Dataset items

'''

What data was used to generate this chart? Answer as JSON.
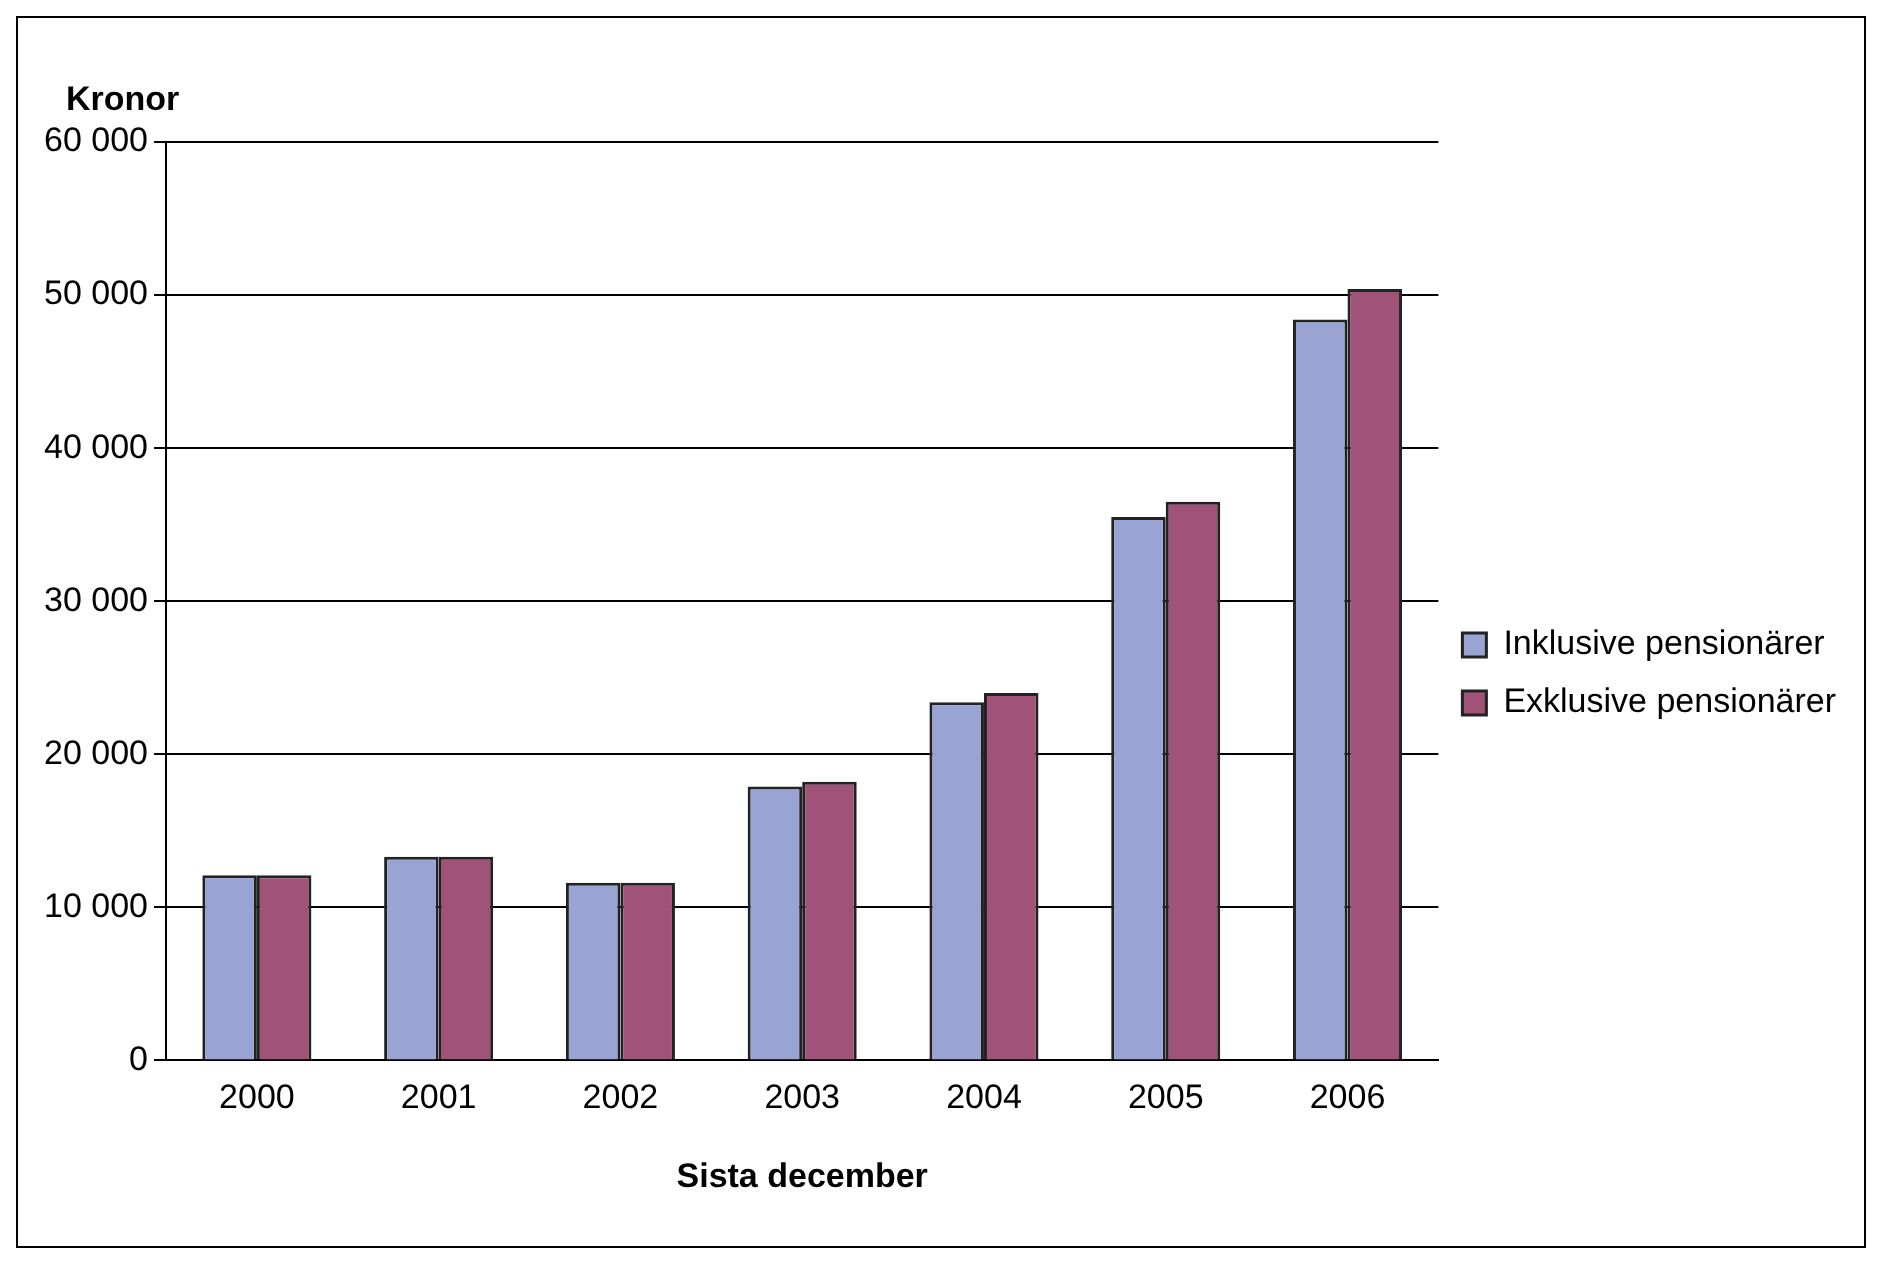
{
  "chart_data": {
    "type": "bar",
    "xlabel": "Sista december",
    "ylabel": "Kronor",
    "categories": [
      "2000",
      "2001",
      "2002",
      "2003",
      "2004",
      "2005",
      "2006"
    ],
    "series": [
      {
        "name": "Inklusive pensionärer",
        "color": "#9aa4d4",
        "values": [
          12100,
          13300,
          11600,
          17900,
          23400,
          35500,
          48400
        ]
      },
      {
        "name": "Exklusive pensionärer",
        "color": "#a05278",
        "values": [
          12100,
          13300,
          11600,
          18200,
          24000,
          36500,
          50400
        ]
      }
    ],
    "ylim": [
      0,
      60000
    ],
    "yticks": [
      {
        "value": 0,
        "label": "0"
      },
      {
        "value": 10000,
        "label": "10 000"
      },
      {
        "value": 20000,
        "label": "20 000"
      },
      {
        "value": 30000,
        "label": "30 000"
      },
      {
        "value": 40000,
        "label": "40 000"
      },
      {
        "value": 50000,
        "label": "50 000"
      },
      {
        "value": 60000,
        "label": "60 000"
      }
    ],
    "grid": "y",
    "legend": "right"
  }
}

'''

TASK PROMPT
Pictures in the records above should not be copied. Repeat everything else exactly.

EXERCISE RESPONSE
What data was used to generate this chart? Answer as JSON.
{
  "chart_data": {
    "type": "bar",
    "xlabel": "Sista december",
    "ylabel": "Kronor",
    "categories": [
      "2000",
      "2001",
      "2002",
      "2003",
      "2004",
      "2005",
      "2006"
    ],
    "series": [
      {
        "name": "Inklusive pensionärer",
        "color": "#9aa4d4",
        "values": [
          12100,
          13300,
          11600,
          17900,
          23400,
          35500,
          48400
        ]
      },
      {
        "name": "Exklusive pensionärer",
        "color": "#a05278",
        "values": [
          12100,
          13300,
          11600,
          18200,
          24000,
          36500,
          50400
        ]
      }
    ],
    "ylim": [
      0,
      60000
    ],
    "yticks": [
      {
        "value": 0,
        "label": "0"
      },
      {
        "value": 10000,
        "label": "10 000"
      },
      {
        "value": 20000,
        "label": "20 000"
      },
      {
        "value": 30000,
        "label": "30 000"
      },
      {
        "value": 40000,
        "label": "40 000"
      },
      {
        "value": 50000,
        "label": "50 000"
      },
      {
        "value": 60000,
        "label": "60 000"
      }
    ],
    "grid": "y",
    "legend": "right"
  }
}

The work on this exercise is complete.